Find how many lines in the data below mention "δεδομένων". Give the number only.

---------------

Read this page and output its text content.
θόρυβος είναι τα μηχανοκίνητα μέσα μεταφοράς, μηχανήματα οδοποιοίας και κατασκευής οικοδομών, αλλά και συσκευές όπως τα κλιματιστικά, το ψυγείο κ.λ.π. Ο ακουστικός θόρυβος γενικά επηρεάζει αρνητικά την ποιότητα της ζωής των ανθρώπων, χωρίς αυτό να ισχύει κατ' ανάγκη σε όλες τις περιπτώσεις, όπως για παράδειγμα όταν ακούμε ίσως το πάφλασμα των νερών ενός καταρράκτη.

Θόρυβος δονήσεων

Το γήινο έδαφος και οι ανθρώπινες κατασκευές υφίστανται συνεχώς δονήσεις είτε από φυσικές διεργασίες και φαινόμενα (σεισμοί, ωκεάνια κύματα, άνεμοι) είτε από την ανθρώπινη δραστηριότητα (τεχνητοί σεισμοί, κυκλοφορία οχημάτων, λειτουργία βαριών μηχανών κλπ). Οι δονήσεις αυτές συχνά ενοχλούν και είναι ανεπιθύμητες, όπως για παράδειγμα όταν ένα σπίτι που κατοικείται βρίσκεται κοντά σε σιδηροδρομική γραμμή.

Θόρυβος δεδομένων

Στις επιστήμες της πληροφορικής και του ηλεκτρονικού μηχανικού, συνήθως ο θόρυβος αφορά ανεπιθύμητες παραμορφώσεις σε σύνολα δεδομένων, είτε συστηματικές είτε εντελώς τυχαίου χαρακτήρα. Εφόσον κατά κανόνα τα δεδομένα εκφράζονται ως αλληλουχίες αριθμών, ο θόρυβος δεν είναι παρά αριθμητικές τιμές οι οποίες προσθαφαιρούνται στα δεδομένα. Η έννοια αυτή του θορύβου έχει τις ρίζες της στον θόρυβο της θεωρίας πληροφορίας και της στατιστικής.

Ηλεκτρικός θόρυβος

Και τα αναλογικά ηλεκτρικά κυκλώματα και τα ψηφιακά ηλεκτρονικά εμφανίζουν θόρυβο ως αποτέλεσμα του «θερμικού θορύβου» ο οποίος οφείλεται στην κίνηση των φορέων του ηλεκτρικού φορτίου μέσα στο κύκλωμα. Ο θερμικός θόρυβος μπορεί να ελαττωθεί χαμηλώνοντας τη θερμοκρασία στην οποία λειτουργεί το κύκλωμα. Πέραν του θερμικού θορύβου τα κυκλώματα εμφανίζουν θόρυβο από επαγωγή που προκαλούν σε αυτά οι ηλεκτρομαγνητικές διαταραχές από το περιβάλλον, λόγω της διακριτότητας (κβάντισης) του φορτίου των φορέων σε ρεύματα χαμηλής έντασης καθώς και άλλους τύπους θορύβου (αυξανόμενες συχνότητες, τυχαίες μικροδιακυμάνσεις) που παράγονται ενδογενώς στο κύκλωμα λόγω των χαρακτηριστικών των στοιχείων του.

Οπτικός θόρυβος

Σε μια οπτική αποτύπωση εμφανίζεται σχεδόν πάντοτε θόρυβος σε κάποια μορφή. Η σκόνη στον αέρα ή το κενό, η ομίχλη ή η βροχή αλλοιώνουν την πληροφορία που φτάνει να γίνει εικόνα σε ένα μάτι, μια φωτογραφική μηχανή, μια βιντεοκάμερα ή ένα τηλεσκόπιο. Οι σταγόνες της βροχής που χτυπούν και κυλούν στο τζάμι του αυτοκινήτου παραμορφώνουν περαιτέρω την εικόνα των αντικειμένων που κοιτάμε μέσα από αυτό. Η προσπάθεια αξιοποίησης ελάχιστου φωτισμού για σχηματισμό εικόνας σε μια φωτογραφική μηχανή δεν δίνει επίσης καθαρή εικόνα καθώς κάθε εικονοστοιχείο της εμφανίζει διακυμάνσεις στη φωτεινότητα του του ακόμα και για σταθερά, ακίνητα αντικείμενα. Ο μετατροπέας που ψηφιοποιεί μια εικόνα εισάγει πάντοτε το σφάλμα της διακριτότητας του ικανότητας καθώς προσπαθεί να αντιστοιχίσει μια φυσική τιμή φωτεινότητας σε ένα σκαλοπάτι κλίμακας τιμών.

---------------

### Task solution
2